"Que fazer contigo,
pá?"
Carlos Vale Ferraz
Como num teatro vazio num bairro
fora de prazo, a companhia de um outrora grande sucesso de bilheteira volta-se
a encontrar num esforço final para finalizar o processo da memória. Fazendo um
balanço das suas vidas, dançando com o passado, apresentam uma nova peça. A
população que anteriormente assistiu e aplaudiu entusiasmada está velha,
desmotivada, a maioria morreu. Restam os jornais antigos, os registos, os
museus, os contornos da historiografia em geral para confirmar, não a verdade,
não a qualidade das intenções mas tão somente a existência dos actores, a vaga
descrição da narrativa, um ou outro aspecto cénico mais relevante. Quem ainda
se lembrar, por defeito de ofício ou simples curiosidade do processo histórico,
um transeunte acidental que fôr a passar nesse momento, acaba por desfrutar de
um espectáculo raro e único. O de como a ficção acaba por ser a forma mais
eficaz de transmitir a verdade. "Transmitir" não significa
"adquirir" e muito menos "possuir".
A verdade como todos sabemos
nunca se consegue capturar…escorre como um líquido caprichoso por todas as
falhas e buracos do tempo a grande velocidade…é temporariamente verdadeira.
Ruben, herói do 25 de Abril,
derrotado no 25 de Novembro decide envolver-se em acções violentas durante o
período seguinte. Encurralado acabará por se exilar em Paris deixando os seus
companheiros entregues à sua sorte. Na capital francesa conhecerá um Outro que
se fará passar por ele, acabando por serem confundidos por todos. Do confronto
fatal um acabará por morrer. O sobrevivente regressa então a casa empenhado em
resgatar o seu passado, em recontar a sua história. Não se considera um
desertor, muito menos um traidor. Os seus antigos companheiros bem como os inimigos da altura é que já estão noutra fase
da existência e ficam sem saber o que fazer dele.
Em traços gerais este é o último
trabalho de Carlos Vale Ferraz, uma ficção corajosa e despojada de quem viveu
por dentro toda esta fase mais tumultuosa da nossa História recente. Sem
pudores identitários facilmente se consegue ir buscar à realidade a maioria dos
personagens. Homens e mulheres que estando ainda vivos alguns, não deixam de
assumir o seu estatuto de fantasmas na medida em que o seu tempo de pisar o
palco ficou décadas lá atrás. Nesse sentido o primeiro grande desafio deste
romance é o de uma viagem pelas terras da incerteza e da improbabilidade, essa
ténue linha entre Passado e Presente, entre realidade e ficção. Se por um lado
esta é a história de um homem a quem impuseram um destino maior do que ele
conseguia carregar é ao mesmo tempo a história daqueles que procuraram através
da perseguição de ideais acelerar a História em relação ao simples tempo
cronológico. Defendendo os mais fracos, os indefesos, os esquecidos do edifício
social, mais tarde concluem que estes nunca os viram como libertadores mas
antes como vítimas dos mesmos carrascos que se refugiavam (ou queriam refugiar)

Entradas a processar
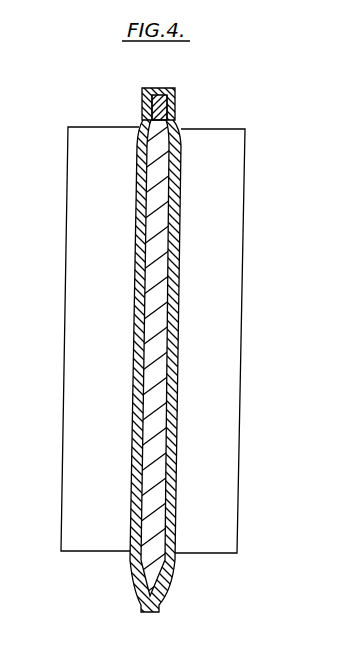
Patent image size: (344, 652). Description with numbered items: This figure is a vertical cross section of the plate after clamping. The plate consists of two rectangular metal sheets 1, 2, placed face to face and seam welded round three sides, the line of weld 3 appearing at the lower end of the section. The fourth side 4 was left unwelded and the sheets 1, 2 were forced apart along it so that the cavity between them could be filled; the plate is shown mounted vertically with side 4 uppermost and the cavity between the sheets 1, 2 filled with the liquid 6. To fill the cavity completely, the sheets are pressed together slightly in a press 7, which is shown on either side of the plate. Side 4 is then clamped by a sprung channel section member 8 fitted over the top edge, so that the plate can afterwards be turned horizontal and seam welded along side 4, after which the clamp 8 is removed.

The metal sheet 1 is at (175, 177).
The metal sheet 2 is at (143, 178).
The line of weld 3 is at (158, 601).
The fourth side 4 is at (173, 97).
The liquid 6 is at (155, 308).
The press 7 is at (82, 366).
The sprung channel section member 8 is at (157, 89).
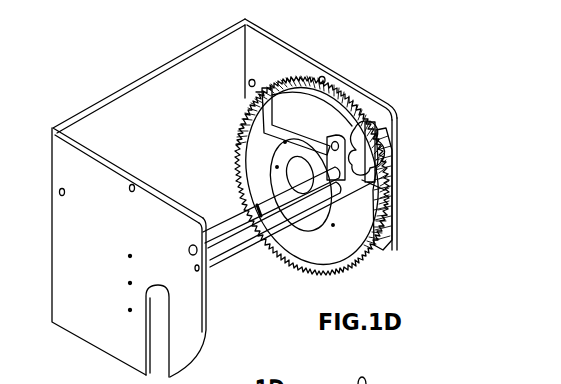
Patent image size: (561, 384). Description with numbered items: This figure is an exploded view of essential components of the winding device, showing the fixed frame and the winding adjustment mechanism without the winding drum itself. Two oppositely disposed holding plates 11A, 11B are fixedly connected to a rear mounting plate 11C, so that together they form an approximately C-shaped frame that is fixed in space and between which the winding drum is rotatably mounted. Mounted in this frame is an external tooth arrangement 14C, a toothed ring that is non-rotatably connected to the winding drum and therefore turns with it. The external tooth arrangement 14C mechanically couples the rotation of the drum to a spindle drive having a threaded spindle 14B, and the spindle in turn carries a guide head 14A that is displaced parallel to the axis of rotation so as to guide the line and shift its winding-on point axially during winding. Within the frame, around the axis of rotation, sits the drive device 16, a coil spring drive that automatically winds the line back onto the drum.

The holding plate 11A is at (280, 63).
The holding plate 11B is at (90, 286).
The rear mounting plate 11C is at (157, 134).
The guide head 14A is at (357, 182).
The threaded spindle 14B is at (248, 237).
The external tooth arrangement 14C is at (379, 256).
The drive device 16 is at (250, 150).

* * *

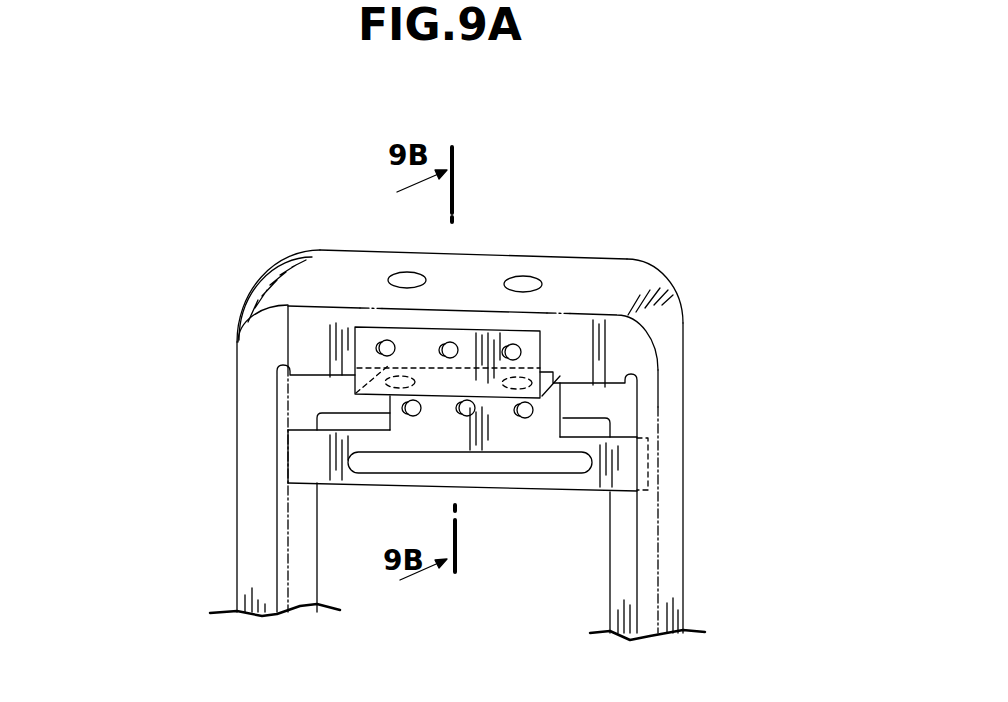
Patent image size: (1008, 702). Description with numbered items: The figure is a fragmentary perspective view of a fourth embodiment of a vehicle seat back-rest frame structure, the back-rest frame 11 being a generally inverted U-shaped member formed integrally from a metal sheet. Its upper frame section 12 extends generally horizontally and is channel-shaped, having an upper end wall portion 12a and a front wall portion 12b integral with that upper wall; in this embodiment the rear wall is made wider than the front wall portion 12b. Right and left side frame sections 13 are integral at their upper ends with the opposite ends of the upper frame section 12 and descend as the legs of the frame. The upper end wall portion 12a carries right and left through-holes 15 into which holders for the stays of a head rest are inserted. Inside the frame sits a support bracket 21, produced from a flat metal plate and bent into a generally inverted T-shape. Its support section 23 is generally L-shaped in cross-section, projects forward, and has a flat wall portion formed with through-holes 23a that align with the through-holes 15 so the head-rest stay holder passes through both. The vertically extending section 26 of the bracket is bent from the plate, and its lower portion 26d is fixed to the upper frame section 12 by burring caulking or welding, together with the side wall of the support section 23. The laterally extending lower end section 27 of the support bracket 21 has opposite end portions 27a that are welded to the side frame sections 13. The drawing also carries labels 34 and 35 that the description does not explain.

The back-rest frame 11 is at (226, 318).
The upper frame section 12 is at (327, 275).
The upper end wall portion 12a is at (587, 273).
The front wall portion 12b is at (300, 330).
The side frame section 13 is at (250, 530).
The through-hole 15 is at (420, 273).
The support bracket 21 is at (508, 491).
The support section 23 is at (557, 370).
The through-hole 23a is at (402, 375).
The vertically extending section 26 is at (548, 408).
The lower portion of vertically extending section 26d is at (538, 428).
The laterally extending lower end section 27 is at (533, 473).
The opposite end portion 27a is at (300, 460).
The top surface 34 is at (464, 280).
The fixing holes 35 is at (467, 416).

Partes do exercício
1. Extraia todas as linhas das entradas que contêm a palavra "liquid", tendo em conta a distinção entre maiúsculas e minúsculas.
2. Retome o texto sobre o romance de Carlos Vale Ferraz a partir do ponto em que ele termina.

Resultados do exercício
1.
Patent image size: (344, 652). Description with numbered items: This figure is a vertical cross section of the plate after clamping. The plate consists of two rectangular metal sheets 1, 2, placed face to face and seam welded round three sides, the line of weld 3 appearing at the lower end of the section. The fourth side 4 was left unwelded and the sheets 1, 2 were forced apart along it so that the cavity between them could be filled; the plate is shown mounted vertically with side 4 uppermost and the cavity between the sheets 1, 2 filled with the liquid 6. To fill the cavity completely, the sheets are pressed together slightly in a press 7, which is shown on either side of the plate. Side 4 is then clamped by a sprung channel section member 8 fitted over the top edge, so that the plate can afterwards be turned horizontal and seam welded along side 4, after which the clamp 8 is removed.
The liquid 6 is at (155, 308).

2.
na protecção do seu mundo precário do qual não faziam parte. Essa facção que
tinha tanto de idealista como de violenta regressará ao(s) seu(s) mundo(s) de
origem perante o triunfo da falsidade, da mentira e do egoísmo da maioria das
pessoas e que transforma o discurso
oficial numa simples questão de conveniência. Do outro lado, os que se
deixam recrutar pelos eternos donos do poder, movidos pelo conformismo, pela
ganância ou pelo simples egoísmo, esses acabarão sem perceber quem são ou onde
pertencem.
"os homens que
procuram a felicidade copiam os embriagados que não conseguem encontrar a
própria casa, apesar de saberem que a têm"
Entre a inquietude e o
servilismo, entre a resignação e o desassossego, há os que se conformam e há os
que reagem. E no fim todos os actores deste espectáculo vão acabar com as mãos
sujas, as memórias recriminadas e o tempo desenhado. As tempestades caem sobre
todas as cabeças e depois chegam ao fim. Nada fica como dantes. Ruben, ou Simão
Dutra, volta a casa para fechar pontas soltas deixadas pelo caminho. De uma
forma ou de outra o reencontro consigo próprio, o acerto de contas com o
passado e a impermanência do seu destino
são a própria respiração do processo histórico, o oxigénio do destino dos
homens. Tudo muda, ninguém vence, ninguém perde, e todos terminam de formas e
em circunstâncias que pouco ou nada têm a ver com aquilo que imaginaram.
Uma excelente rearrumação da
memória, um romance empolgante, um pedaço de História onde a ficção cumpre o
seu papel maior.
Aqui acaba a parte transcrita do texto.